Task brief »
Will you print the material below without altering a single character?

(Dataset items)
***
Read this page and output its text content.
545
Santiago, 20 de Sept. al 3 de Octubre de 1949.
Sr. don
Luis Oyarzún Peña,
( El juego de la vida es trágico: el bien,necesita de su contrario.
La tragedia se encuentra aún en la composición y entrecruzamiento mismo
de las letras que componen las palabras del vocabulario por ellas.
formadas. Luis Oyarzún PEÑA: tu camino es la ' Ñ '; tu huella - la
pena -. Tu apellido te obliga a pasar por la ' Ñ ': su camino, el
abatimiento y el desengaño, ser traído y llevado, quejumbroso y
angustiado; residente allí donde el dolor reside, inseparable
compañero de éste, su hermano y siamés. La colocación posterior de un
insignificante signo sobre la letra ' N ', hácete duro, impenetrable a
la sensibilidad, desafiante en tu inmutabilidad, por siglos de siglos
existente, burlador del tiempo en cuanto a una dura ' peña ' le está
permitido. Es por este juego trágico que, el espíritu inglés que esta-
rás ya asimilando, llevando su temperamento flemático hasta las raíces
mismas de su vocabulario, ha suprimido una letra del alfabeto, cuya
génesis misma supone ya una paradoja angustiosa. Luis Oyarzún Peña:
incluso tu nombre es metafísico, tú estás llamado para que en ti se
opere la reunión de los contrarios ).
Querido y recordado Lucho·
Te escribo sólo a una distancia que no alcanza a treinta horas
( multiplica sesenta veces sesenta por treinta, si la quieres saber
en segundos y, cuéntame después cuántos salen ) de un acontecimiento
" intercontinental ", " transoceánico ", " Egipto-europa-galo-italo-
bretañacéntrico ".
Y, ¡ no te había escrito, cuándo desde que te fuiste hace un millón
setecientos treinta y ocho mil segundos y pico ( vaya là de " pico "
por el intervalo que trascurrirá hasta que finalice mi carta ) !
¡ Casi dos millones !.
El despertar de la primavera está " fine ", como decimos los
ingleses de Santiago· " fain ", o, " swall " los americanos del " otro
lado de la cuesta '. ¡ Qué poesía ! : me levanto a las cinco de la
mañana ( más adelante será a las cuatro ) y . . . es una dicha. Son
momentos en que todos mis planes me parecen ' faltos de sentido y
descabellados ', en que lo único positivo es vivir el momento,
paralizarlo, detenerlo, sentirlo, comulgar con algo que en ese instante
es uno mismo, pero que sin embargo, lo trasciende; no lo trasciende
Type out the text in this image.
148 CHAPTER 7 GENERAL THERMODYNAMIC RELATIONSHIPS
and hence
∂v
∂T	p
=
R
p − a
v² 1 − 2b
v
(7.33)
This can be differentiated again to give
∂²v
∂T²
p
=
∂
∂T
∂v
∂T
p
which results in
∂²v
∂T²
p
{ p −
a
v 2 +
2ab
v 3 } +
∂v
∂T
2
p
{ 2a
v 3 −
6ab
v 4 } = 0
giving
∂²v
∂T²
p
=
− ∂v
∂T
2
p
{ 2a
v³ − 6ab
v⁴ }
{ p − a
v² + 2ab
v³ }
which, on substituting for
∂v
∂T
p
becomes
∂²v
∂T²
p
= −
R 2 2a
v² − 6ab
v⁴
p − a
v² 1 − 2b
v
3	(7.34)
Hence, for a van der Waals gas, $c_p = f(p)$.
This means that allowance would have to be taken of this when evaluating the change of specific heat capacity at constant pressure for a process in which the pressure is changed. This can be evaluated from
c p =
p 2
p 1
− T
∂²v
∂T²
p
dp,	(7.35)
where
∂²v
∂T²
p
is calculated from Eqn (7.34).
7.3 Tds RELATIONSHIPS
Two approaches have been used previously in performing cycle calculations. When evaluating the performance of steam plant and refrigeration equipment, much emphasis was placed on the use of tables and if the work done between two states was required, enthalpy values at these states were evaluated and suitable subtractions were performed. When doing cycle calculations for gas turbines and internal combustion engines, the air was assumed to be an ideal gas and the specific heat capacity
***
Response below »
Read this page and output its text content.
545
Santiago, 20 de Sept. al 3 de Octubre de 1949.
Sr. don
Luis Oyarzún Peña,
( El juego de la vida es trágico: el bien,necesita de su contrario.
La tragedia se encuentra aún en la composición y entrecruzamiento mismo
de las letras que componen las palabras del vocabulario por ellas.
formadas. Luis Oyarzún PEÑA: tu camino es la ' Ñ '; tu huella - la
pena -. Tu apellido te obliga a pasar por la ' Ñ ': su camino, el
abatimiento y el desengaño, ser traído y llevado, quejumbroso y
angustiado; residente allí donde el dolor reside, inseparable
compañero de éste, su hermano y siamés. La colocación posterior de un
insignificante signo sobre la letra ' N ', hácete duro, impenetrable a
la sensibilidad, desafiante en tu inmutabilidad, por siglos de siglos
existente, burlador del tiempo en cuanto a una dura ' peña ' le está
permitido. Es por este juego trágico que, el espíritu inglés que esta-
rás ya asimilando, llevando su temperamento flemático hasta las raíces
mismas de su vocabulario, ha suprimido una letra del alfabeto, cuya
génesis misma supone ya una paradoja angustiosa. Luis Oyarzún Peña:
incluso tu nombre es metafísico, tú estás llamado para que en ti se
opere la reunión de los contrarios ).
Querido y recordado Lucho·
Te escribo sólo a una distancia que no alcanza a treinta horas
( multiplica sesenta veces sesenta por treinta, si la quieres saber
en segundos y, cuéntame después cuántos salen ) de un acontecimiento
" intercontinental ", " transoceánico ", " Egipto-europa-galo-italo-
bretañacéntrico ".
Y, ¡ no te había escrito, cuándo desde que te fuiste hace un millón
setecientos treinta y ocho mil segundos y pico ( vaya là de " pico "
por el intervalo que trascurrirá hasta que finalice mi carta ) !
¡ Casi dos millones !.
El despertar de la primavera está " fine ", como decimos los
ingleses de Santiago· " fain ", o, " swall " los americanos del " otro
lado de la cuesta '. ¡ Qué poesía ! : me levanto a las cinco de la
mañana ( más adelante será a las cuatro ) y . . . es una dicha. Son
momentos en que todos mis planes me parecen ' faltos de sentido y
descabellados ', en que lo único positivo es vivir el momento,
paralizarlo, detenerlo, sentirlo, comulgar con algo que en ese instante
es uno mismo, pero que sin embargo, lo trasciende; no lo trasciende
Type out the text in this image.
148 CHAPTER 7 GENERAL THERMODYNAMIC RELATIONSHIPS
and hence
∂v
∂T	p
=
R
p − a
v² 1 − 2b
v
(7.33)
This can be differentiated again to give
∂²v
∂T²
p
=
∂
∂T
∂v
∂T
p
which results in
∂²v
∂T²
p
{ p −
a
v 2 +
2ab
v 3 } +
∂v
∂T
2
p
{ 2a
v 3 −
6ab
v 4 } = 0
giving
∂²v
∂T²
p
=
− ∂v
∂T
2
p
{ 2a
v³ − 6ab
v⁴ }
{ p − a
v² + 2ab
v³ }
which, on substituting for
∂v
∂T
p
becomes
∂²v
∂T²
p
= −
R 2 2a
v² − 6ab
v⁴
p − a
v² 1 − 2b
v
3	(7.34)
Hence, for a van der Waals gas, $c_p = f(p)$.
This means that allowance would have to be taken of this when evaluating the change of specific heat capacity at constant pressure for a process in which the pressure is changed. This can be evaluated from
c p =
p 2
p 1
− T
∂²v
∂T²
p
dp,	(7.35)
where
∂²v
∂T²
p
is calculated from Eqn (7.34).
7.3 Tds RELATIONSHIPS
Two approaches have been used previously in performing cycle calculations. When evaluating the performance of steam plant and refrigeration equipment, much emphasis was placed on the use of tables and if the work done between two states was required, enthalpy values at these states were evaluated and suitable subtractions were performed. When doing cycle calculations for gas turbines and internal combustion engines, the air was assumed to be an ideal gas and the specific heat capacity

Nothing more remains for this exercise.